§ **SUPPLIED MATERIAL**:
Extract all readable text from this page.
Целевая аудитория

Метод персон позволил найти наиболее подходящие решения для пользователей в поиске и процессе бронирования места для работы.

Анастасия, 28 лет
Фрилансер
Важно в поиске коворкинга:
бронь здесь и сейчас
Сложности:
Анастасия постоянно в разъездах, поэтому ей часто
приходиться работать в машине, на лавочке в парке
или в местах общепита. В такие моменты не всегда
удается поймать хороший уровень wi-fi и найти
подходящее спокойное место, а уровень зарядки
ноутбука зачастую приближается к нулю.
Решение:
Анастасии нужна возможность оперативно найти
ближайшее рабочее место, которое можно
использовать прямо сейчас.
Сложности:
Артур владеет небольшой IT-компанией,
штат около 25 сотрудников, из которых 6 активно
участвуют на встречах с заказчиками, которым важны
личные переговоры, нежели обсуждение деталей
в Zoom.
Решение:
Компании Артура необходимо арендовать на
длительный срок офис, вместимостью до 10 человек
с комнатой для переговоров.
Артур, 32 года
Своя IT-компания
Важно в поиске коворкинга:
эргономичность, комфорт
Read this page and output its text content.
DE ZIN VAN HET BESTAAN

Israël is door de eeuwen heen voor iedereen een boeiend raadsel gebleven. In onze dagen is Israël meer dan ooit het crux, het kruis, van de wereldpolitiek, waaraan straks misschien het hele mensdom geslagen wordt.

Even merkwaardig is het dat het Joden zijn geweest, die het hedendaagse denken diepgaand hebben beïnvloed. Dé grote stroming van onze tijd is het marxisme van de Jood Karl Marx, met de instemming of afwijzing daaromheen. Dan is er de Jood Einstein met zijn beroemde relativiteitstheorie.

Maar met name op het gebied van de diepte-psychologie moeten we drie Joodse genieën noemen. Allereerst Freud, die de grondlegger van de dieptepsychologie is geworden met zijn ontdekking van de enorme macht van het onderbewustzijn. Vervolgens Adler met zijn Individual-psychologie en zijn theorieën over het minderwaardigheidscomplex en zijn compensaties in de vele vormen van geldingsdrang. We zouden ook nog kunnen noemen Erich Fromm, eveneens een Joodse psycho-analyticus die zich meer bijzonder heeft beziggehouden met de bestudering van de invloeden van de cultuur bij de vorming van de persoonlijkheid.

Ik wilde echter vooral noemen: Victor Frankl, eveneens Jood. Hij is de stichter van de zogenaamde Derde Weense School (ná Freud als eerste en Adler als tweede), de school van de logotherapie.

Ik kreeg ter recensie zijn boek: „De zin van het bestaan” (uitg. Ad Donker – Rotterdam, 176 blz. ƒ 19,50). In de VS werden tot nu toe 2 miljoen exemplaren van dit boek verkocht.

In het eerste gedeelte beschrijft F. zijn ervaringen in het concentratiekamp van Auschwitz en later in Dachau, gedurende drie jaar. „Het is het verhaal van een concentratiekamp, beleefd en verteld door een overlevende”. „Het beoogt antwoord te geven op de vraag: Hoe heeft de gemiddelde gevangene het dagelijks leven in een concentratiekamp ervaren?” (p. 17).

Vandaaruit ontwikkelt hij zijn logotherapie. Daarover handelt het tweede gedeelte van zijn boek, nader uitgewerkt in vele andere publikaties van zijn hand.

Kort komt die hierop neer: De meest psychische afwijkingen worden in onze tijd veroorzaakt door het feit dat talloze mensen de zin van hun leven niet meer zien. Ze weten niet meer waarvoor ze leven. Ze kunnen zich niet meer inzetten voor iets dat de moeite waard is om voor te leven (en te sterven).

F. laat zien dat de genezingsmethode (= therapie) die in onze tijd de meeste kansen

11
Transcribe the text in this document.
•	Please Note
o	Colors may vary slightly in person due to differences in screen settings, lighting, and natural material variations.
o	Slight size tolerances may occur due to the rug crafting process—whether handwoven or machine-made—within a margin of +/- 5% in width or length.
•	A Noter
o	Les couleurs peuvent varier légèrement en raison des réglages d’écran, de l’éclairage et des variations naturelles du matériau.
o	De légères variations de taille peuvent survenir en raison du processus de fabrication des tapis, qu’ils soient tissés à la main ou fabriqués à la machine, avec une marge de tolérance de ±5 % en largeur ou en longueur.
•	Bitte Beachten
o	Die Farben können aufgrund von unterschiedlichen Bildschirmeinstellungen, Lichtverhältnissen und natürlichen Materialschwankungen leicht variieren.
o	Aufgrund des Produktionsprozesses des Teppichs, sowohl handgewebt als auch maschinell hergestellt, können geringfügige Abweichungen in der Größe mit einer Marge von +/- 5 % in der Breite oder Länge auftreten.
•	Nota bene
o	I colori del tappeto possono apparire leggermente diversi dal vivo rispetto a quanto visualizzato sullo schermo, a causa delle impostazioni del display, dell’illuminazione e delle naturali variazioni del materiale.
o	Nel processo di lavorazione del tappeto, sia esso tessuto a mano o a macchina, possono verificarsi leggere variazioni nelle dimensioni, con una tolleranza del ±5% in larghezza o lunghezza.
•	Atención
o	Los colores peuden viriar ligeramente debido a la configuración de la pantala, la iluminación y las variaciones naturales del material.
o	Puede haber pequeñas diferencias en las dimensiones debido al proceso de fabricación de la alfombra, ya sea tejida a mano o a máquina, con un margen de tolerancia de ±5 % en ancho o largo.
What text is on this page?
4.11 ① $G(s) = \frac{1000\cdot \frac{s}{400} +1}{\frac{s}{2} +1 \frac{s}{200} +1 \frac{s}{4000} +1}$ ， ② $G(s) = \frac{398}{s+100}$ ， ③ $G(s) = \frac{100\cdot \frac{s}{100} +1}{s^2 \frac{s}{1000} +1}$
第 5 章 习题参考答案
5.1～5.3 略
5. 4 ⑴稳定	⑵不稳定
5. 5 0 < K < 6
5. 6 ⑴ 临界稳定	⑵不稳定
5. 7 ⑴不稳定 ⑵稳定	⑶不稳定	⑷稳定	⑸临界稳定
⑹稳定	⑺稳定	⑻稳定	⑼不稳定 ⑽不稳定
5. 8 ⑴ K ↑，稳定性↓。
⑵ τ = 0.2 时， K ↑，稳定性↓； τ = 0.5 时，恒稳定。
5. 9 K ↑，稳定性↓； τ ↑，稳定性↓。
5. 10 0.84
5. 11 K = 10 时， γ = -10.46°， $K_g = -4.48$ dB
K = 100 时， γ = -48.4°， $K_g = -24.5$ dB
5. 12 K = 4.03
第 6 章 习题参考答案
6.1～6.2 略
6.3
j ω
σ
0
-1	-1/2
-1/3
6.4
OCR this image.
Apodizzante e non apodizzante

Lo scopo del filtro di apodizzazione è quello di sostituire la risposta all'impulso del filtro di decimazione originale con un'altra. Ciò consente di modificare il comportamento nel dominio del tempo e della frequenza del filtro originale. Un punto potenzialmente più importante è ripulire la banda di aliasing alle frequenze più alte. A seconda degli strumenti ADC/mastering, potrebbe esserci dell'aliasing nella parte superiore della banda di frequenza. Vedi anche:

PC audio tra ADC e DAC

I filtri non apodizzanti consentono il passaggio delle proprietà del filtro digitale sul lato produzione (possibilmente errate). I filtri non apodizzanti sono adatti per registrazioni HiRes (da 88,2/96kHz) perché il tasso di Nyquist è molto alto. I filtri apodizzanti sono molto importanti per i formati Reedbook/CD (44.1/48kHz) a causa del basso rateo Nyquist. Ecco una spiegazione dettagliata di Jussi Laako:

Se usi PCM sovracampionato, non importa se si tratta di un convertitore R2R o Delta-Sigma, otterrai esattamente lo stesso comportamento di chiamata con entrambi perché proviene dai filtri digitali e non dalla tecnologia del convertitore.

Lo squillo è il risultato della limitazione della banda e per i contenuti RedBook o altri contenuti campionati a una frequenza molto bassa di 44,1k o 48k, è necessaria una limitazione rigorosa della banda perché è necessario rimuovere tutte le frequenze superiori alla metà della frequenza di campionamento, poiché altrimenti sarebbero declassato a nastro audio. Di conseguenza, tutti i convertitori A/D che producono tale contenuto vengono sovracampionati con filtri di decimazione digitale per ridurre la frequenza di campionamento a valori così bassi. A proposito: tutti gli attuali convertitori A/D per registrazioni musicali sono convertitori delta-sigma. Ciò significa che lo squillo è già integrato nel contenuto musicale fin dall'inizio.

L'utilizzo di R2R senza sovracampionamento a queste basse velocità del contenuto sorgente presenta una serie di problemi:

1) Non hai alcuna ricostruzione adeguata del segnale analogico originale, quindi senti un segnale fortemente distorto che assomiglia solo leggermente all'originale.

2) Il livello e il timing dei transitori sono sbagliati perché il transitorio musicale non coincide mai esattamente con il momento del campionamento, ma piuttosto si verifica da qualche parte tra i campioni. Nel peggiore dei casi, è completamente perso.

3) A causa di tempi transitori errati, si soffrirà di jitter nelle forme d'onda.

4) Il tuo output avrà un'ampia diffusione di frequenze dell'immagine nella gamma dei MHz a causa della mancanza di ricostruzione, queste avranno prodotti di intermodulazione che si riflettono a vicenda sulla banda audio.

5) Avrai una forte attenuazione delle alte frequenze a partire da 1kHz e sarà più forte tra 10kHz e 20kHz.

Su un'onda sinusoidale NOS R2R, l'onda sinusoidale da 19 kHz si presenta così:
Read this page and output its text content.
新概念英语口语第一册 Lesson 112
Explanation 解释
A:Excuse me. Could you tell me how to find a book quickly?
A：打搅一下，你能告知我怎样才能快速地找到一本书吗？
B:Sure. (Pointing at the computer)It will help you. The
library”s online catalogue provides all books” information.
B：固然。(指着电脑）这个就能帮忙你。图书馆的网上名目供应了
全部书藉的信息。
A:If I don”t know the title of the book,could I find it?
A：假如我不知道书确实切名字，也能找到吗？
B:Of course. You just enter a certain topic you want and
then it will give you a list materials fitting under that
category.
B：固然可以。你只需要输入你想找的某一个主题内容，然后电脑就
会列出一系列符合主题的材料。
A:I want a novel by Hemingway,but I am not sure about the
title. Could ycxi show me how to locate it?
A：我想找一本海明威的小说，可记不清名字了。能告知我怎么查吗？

§ **STATED PROBLEM**:
Filter the records, keeping only lines that contain "transitori", and show those lines.

§ **TASK ANSWER**:
2) Il livello e il timing dei transitori sono sbagliati perché il transitorio musicale non coincide mai esattamente con il momento del campionamento, ma piuttosto si verifica da qualche parte tra i campioni. Nel peggiore dei casi, è completamente perso.
3) A causa di tempi transitori errati, si soffrirà di jitter nelle forme d'onda.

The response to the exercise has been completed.